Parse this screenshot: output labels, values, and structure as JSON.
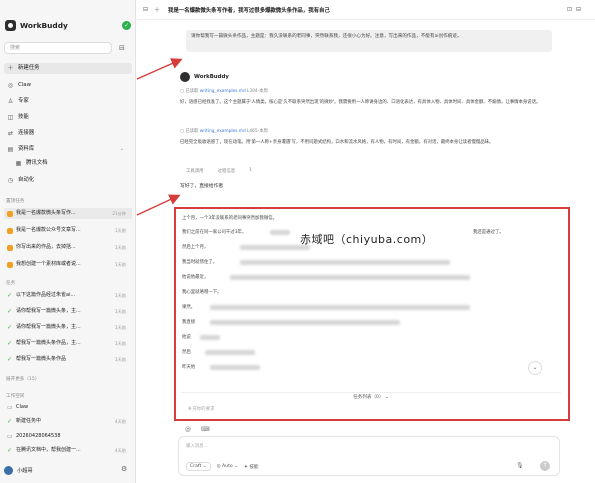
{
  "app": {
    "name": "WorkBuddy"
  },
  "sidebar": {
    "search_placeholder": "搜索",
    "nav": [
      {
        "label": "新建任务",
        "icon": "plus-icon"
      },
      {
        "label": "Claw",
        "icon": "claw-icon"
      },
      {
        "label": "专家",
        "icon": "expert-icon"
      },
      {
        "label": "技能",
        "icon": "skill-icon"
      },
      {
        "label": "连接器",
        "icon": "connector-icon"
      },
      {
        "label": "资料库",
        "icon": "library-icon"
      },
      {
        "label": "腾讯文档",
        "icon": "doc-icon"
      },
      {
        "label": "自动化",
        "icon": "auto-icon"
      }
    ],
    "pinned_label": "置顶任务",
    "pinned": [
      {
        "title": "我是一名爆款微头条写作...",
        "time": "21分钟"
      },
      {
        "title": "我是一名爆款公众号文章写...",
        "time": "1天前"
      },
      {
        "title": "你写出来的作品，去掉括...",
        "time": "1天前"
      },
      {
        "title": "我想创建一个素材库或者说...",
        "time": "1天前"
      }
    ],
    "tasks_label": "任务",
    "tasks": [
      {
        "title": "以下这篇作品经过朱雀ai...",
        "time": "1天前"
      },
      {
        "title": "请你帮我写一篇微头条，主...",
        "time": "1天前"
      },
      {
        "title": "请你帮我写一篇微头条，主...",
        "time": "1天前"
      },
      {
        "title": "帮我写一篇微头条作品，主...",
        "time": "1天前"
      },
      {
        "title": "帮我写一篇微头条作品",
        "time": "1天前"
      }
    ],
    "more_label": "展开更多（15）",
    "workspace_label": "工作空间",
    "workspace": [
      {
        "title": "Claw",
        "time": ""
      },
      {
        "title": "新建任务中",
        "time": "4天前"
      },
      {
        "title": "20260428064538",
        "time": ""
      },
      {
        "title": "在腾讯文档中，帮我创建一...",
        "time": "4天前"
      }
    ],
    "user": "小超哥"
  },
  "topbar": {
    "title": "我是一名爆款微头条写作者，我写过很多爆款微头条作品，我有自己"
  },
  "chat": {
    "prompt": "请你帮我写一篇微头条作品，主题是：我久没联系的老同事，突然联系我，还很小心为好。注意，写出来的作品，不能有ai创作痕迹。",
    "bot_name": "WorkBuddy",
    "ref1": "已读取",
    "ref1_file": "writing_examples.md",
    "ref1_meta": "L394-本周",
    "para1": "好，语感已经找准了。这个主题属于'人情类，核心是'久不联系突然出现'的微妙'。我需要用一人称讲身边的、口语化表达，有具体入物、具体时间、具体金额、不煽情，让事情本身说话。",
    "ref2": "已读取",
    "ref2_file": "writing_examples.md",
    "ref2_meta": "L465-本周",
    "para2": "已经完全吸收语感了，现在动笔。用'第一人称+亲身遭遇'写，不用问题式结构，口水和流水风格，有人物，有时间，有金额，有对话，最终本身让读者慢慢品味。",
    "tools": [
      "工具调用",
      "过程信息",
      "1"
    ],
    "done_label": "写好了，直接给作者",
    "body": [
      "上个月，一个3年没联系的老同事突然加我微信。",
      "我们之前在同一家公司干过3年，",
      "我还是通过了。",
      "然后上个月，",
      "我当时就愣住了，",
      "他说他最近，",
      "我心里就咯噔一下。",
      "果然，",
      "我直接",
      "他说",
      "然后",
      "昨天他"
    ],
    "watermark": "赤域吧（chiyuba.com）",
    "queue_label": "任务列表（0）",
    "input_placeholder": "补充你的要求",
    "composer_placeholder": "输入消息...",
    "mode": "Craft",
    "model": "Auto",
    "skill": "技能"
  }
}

Given problem -
Omit each picture, then return all of the listing exactly as it stands.

Final result -
Parse this screenshot: output labels, values, and structure as JSON.
{
  "app": {
    "name": "WorkBuddy"
  },
  "sidebar": {
    "search_placeholder": "搜索",
    "nav": [
      {
        "label": "新建任务",
        "icon": "plus-icon"
      },
      {
        "label": "Claw",
        "icon": "claw-icon"
      },
      {
        "label": "专家",
        "icon": "expert-icon"
      },
      {
        "label": "技能",
        "icon": "skill-icon"
      },
      {
        "label": "连接器",
        "icon": "connector-icon"
      },
      {
        "label": "资料库",
        "icon": "library-icon"
      },
      {
        "label": "腾讯文档",
        "icon": "doc-icon"
      },
      {
        "label": "自动化",
        "icon": "auto-icon"
      }
    ],
    "pinned_label": "置顶任务",
    "pinned": [
      {
        "title": "我是一名爆款微头条写作...",
        "time": "21分钟"
      },
      {
        "title": "我是一名爆款公众号文章写...",
        "time": "1天前"
      },
      {
        "title": "你写出来的作品，去掉括...",
        "time": "1天前"
      },
      {
        "title": "我想创建一个素材库或者说...",
        "time": "1天前"
      }
    ],
    "tasks_label": "任务",
    "tasks": [
      {
        "title": "以下这篇作品经过朱雀ai...",
        "time": "1天前"
      },
      {
        "title": "请你帮我写一篇微头条，主...",
        "time": "1天前"
      },
      {
        "title": "请你帮我写一篇微头条，主...",
        "time": "1天前"
      },
      {
        "title": "帮我写一篇微头条作品，主...",
        "time": "1天前"
      },
      {
        "title": "帮我写一篇微头条作品",
        "time": "1天前"
      }
    ],
    "more_label": "展开更多（15）",
    "workspace_label": "工作空间",
    "workspace": [
      {
        "title": "Claw",
        "time": ""
      },
      {
        "title": "新建任务中",
        "time": "4天前"
      },
      {
        "title": "20260428064538",
        "time": ""
      },
      {
        "title": "在腾讯文档中，帮我创建一...",
        "time": "4天前"
      }
    ],
    "user": "小超哥"
  },
  "topbar": {
    "title": "我是一名爆款微头条写作者，我写过很多爆款微头条作品，我有自己"
  },
  "chat": {
    "prompt": "请你帮我写一篇微头条作品，主题是：我久没联系的老同事，突然联系我，还很小心为好。注意，写出来的作品，不能有ai创作痕迹。",
    "bot_name": "WorkBuddy",
    "ref1": "已读取",
    "ref1_file": "writing_examples.md",
    "ref1_meta": "L394-本周",
    "para1": "好，语感已经找准了。这个主题属于'人情类，核心是'久不联系突然出现'的微妙'。我需要用一人称讲身边的、口语化表达，有具体入物、具体时间、具体金额、不煽情，让事情本身说话。",
    "ref2": "已读取",
    "ref2_file": "writing_examples.md",
    "ref2_meta": "L465-本周",
    "para2": "已经完全吸收语感了，现在动笔。用'第一人称+亲身遭遇'写，不用问题式结构，口水和流水风格，有人物，有时间，有金额，有对话，最终本身让读者慢慢品味。",
    "tools": [
      "工具调用",
      "过程信息",
      "1"
    ],
    "done_label": "写好了，直接给作者",
    "body": [
      "上个月，一个3年没联系的老同事突然加我微信。",
      "我们之前在同一家公司干过3年，",
      "我还是通过了。",
      "然后上个月，",
      "我当时就愣住了，",
      "他说他最近，",
      "我心里就咯噔一下。",
      "果然，",
      "我直接",
      "他说",
      "然后",
      "昨天他"
    ],
    "watermark": "赤域吧（chiyuba.com）",
    "queue_label": "任务列表（0）",
    "input_placeholder": "补充你的要求",
    "composer_placeholder": "输入消息...",
    "mode": "Craft",
    "model": "Auto",
    "skill": "技能"
  }
}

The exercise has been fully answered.